Copy the rows from the line containing "Patent image size: (810, 630)." through the line containing "The table 41' is at (666, 353).", with no changes.

———

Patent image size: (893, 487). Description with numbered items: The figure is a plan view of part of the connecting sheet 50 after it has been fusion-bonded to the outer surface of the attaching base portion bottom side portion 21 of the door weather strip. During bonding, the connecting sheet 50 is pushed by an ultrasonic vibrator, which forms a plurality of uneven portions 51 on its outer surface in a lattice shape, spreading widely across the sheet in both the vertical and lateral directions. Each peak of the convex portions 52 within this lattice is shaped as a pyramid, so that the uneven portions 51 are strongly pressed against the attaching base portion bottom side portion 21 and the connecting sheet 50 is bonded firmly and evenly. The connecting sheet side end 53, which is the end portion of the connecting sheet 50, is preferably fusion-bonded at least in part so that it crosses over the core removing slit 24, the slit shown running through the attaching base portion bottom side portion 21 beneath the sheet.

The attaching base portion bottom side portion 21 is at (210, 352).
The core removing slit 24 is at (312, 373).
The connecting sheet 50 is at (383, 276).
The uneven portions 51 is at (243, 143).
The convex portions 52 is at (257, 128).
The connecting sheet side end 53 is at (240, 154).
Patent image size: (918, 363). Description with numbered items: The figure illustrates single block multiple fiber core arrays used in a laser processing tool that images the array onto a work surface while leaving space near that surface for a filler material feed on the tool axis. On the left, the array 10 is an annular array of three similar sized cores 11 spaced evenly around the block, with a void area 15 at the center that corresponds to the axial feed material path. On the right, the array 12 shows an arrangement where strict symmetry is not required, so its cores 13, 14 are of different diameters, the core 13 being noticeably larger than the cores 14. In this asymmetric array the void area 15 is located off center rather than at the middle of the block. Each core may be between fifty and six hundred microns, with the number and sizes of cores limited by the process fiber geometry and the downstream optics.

———

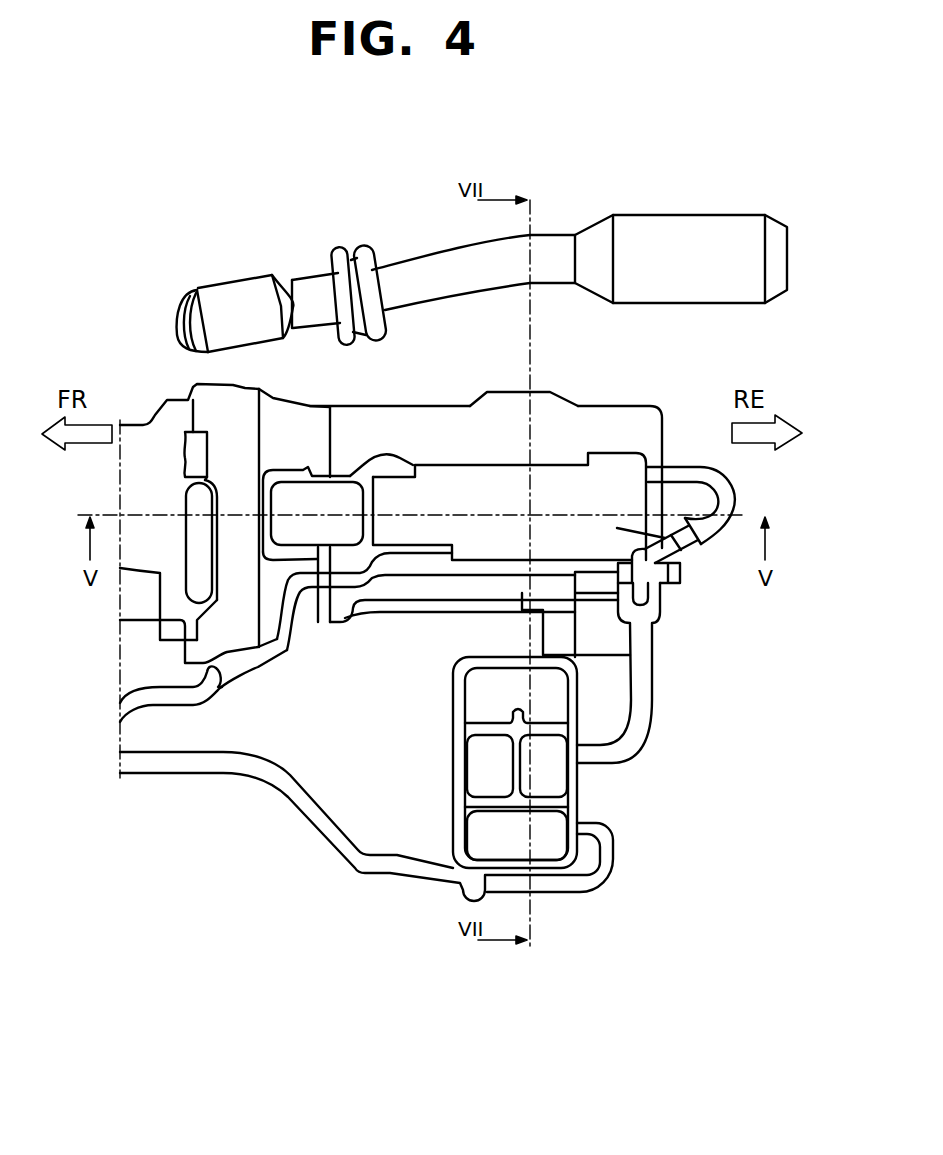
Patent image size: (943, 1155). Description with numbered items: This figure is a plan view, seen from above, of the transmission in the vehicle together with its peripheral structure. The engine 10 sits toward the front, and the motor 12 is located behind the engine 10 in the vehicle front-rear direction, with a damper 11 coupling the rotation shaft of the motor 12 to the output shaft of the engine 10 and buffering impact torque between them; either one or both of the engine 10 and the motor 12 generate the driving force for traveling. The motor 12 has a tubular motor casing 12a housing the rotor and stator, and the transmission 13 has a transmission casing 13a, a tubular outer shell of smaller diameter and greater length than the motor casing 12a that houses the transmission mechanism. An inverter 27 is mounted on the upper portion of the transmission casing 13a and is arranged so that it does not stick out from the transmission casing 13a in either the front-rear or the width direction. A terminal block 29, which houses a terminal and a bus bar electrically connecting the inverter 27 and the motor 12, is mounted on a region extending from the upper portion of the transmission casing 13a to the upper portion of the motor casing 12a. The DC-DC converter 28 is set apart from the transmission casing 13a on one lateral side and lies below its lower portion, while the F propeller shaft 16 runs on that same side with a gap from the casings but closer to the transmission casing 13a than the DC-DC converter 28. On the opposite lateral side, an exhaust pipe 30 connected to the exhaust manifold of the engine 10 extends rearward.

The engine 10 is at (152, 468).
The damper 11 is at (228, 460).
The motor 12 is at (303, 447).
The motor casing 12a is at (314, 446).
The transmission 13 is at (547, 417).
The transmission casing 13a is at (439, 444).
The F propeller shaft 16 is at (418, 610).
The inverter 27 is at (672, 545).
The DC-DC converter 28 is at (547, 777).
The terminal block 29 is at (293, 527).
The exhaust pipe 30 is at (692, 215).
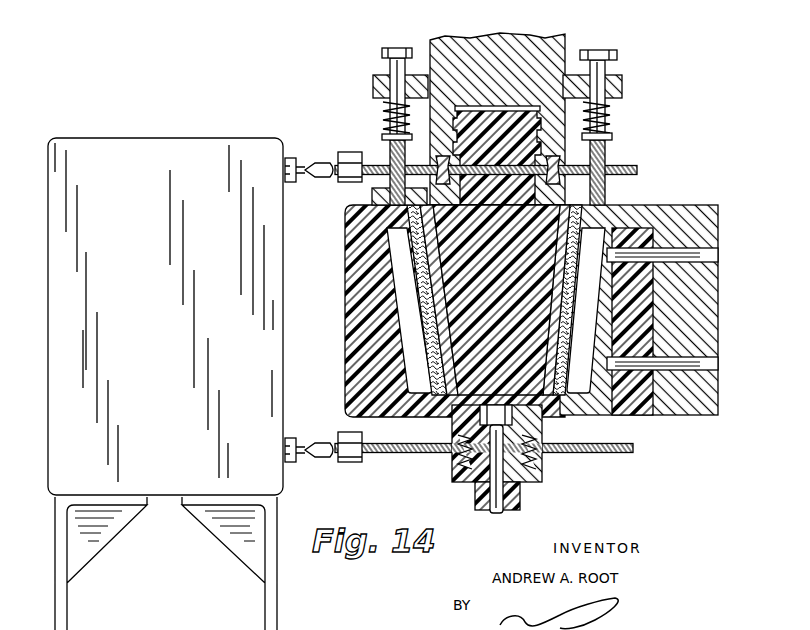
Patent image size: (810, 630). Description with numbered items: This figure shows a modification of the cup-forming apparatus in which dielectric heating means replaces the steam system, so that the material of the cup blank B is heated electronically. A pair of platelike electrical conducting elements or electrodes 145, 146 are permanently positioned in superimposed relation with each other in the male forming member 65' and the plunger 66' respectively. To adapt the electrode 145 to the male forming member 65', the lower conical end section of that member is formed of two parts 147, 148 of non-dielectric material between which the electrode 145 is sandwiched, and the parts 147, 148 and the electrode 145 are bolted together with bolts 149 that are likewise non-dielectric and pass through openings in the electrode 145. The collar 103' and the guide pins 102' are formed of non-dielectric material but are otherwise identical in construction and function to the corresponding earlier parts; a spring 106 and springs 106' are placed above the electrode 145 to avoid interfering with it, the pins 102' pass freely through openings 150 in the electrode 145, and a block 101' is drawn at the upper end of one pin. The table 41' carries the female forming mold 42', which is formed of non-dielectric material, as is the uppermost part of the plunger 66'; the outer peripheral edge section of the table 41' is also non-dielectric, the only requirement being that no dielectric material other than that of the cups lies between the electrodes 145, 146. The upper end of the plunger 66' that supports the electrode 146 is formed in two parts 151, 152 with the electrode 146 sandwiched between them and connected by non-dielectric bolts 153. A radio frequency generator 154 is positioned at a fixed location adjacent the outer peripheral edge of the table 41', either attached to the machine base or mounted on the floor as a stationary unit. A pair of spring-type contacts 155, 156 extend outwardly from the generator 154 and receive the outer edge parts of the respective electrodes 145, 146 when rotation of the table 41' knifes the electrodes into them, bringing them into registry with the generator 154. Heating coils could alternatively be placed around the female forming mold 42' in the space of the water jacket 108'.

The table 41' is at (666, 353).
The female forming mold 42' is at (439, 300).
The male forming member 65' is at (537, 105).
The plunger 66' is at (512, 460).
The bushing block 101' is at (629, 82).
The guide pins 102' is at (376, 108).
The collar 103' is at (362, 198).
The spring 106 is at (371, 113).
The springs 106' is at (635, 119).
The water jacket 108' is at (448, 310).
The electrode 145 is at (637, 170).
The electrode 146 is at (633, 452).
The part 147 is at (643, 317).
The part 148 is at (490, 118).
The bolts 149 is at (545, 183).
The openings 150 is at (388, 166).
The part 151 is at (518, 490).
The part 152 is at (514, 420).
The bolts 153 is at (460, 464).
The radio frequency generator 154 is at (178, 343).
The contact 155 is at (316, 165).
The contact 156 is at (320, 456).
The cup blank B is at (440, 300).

———

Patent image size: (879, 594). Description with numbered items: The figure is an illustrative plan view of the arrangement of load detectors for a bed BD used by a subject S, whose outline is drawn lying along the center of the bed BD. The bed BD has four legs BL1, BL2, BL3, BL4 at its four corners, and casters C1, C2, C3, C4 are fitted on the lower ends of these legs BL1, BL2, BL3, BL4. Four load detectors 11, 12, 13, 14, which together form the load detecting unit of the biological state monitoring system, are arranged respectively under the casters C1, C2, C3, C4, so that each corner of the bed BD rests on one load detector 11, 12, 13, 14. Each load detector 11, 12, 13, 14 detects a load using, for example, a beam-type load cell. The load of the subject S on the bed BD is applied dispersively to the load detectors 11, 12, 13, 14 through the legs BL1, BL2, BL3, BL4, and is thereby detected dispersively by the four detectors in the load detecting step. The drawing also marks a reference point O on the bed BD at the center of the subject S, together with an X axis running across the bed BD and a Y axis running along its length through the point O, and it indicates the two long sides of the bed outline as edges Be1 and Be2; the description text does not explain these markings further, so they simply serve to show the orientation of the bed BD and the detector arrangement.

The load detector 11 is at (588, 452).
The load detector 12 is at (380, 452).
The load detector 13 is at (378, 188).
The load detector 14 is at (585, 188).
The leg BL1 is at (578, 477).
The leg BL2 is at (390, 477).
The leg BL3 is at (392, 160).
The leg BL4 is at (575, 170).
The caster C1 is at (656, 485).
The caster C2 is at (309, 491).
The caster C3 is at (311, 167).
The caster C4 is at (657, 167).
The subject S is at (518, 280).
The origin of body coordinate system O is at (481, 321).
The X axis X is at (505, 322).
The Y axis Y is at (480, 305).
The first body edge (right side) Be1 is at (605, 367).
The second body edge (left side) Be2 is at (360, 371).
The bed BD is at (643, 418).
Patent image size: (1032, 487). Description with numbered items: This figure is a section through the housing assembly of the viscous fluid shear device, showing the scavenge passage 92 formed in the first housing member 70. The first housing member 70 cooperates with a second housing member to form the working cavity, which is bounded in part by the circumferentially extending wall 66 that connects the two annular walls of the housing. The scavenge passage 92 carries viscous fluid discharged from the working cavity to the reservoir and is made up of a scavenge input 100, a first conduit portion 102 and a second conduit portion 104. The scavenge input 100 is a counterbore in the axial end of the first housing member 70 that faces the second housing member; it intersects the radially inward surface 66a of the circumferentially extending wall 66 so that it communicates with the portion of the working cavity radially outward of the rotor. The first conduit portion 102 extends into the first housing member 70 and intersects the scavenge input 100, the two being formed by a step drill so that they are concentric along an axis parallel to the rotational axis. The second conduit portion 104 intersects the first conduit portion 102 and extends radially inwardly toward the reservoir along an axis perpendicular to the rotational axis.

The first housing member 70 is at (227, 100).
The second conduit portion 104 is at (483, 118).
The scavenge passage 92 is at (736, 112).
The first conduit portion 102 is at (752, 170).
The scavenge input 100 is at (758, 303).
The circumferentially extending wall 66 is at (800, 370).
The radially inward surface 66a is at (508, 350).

———

Expected answer:
Patent image size: (810, 630). Description with numbered items: This figure shows a modification of the cup-forming apparatus in which dielectric heating means replaces the steam system, so that the material of the cup blank B is heated electronically. A pair of platelike electrical conducting elements or electrodes 145, 146 are permanently positioned in superimposed relation with each other in the male forming member 65' and the plunger 66' respectively. To adapt the electrode 145 to the male forming member 65', the lower conical end section of that member is formed of two parts 147, 148 of non-dielectric material between which the electrode 145 is sandwiched, and the parts 147, 148 and the electrode 145 are bolted together with bolts 149 that are likewise non-dielectric and pass through openings in the electrode 145. The collar 103' and the guide pins 102' are formed of non-dielectric material but are otherwise identical in construction and function to the corresponding earlier parts; a spring 106 and springs 106' are placed above the electrode 145 to avoid interfering with it, the pins 102' pass freely through openings 150 in the electrode 145, and a block 101' is drawn at the upper end of one pin. The table 41' carries the female forming mold 42', which is formed of non-dielectric material, as is the uppermost part of the plunger 66'; the outer peripheral edge section of the table 41' is also non-dielectric, the only requirement being that no dielectric material other than that of the cups lies between the electrodes 145, 146. The upper end of the plunger 66' that supports the electrode 146 is formed in two parts 151, 152 with the electrode 146 sandwiched between them and connected by non-dielectric bolts 153. A radio frequency generator 154 is positioned at a fixed location adjacent the outer peripheral edge of the table 41', either attached to the machine base or mounted on the floor as a stationary unit. A pair of spring-type contacts 155, 156 extend outwardly from the generator 154 and receive the outer edge parts of the respective electrodes 145, 146 when rotation of the table 41' knifes the electrodes into them, bringing them into registry with the generator 154. Heating coils could alternatively be placed around the female forming mold 42' in the space of the water jacket 108'.

The table 41' is at (666, 353).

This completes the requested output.